[Stored data entries]
_ _ _ _ _

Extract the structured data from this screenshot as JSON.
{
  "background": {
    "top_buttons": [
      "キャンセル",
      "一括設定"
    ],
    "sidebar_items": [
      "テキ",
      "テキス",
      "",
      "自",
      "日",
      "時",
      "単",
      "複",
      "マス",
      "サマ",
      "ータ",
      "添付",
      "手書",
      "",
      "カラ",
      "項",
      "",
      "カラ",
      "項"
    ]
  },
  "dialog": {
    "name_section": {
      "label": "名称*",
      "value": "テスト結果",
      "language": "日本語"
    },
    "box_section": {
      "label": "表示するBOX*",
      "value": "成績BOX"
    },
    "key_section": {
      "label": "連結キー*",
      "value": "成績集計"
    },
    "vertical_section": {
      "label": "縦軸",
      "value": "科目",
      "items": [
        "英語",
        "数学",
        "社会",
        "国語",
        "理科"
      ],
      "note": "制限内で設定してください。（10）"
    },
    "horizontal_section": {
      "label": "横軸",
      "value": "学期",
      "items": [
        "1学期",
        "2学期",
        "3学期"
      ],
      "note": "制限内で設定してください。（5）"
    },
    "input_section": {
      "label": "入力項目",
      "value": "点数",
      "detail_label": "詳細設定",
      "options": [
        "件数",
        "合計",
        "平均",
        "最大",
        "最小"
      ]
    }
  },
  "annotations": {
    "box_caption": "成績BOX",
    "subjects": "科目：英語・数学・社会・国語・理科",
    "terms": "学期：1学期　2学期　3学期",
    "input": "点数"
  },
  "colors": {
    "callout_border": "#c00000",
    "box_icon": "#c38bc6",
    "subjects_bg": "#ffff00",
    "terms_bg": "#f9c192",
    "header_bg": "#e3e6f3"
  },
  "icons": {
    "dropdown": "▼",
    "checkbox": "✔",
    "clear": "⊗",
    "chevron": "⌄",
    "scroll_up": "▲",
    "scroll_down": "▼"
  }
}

_ _ _ _ _

● The exercise
Each record should come back exactly as written.

● Answer for this exercise
Extract the structured data from this screenshot as JSON.
{
  "background": {
    "top_buttons": [
      "キャンセル",
      "一括設定"
    ],
    "sidebar_items": [
      "テキ",
      "テキス",
      "",
      "自",
      "日",
      "時",
      "単",
      "複",
      "マス",
      "サマ",
      "ータ",
      "添付",
      "手書",
      "",
      "カラ",
      "項",
      "",
      "カラ",
      "項"
    ]
  },
  "dialog": {
    "name_section": {
      "label": "名称*",
      "value": "テスト結果",
      "language": "日本語"
    },
    "box_section": {
      "label": "表示するBOX*",
      "value": "成績BOX"
    },
    "key_section": {
      "label": "連結キー*",
      "value": "成績集計"
    },
    "vertical_section": {
      "label": "縦軸",
      "value": "科目",
      "items": [
        "英語",
        "数学",
        "社会",
        "国語",
        "理科"
      ],
      "note": "制限内で設定してください。（10）"
    },
    "horizontal_section": {
      "label": "横軸",
      "value": "学期",
      "items": [
        "1学期",
        "2学期",
        "3学期"
      ],
      "note": "制限内で設定してください。（5）"
    },
    "input_section": {
      "label": "入力項目",
      "value": "点数",
      "detail_label": "詳細設定",
      "options": [
        "件数",
        "合計",
        "平均",
        "最大",
        "最小"
      ]
    }
  },
  "annotations": {
    "box_caption": "成績BOX",
    "subjects": "科目：英語・数学・社会・国語・理科",
    "terms": "学期：1学期　2学期　3学期",
    "input": "点数"
  },
  "colors": {
    "callout_border": "#c00000",
    "box_icon": "#c38bc6",
    "subjects_bg": "#ffff00",
    "terms_bg": "#f9c192",
    "header_bg": "#e3e6f3"
  },
  "icons": {
    "dropdown": "▼",
    "checkbox": "✔",
    "clear": "⊗",
    "chevron": "⌄",
    "scroll_up": "▲",
    "scroll_down": "▼"
  }
}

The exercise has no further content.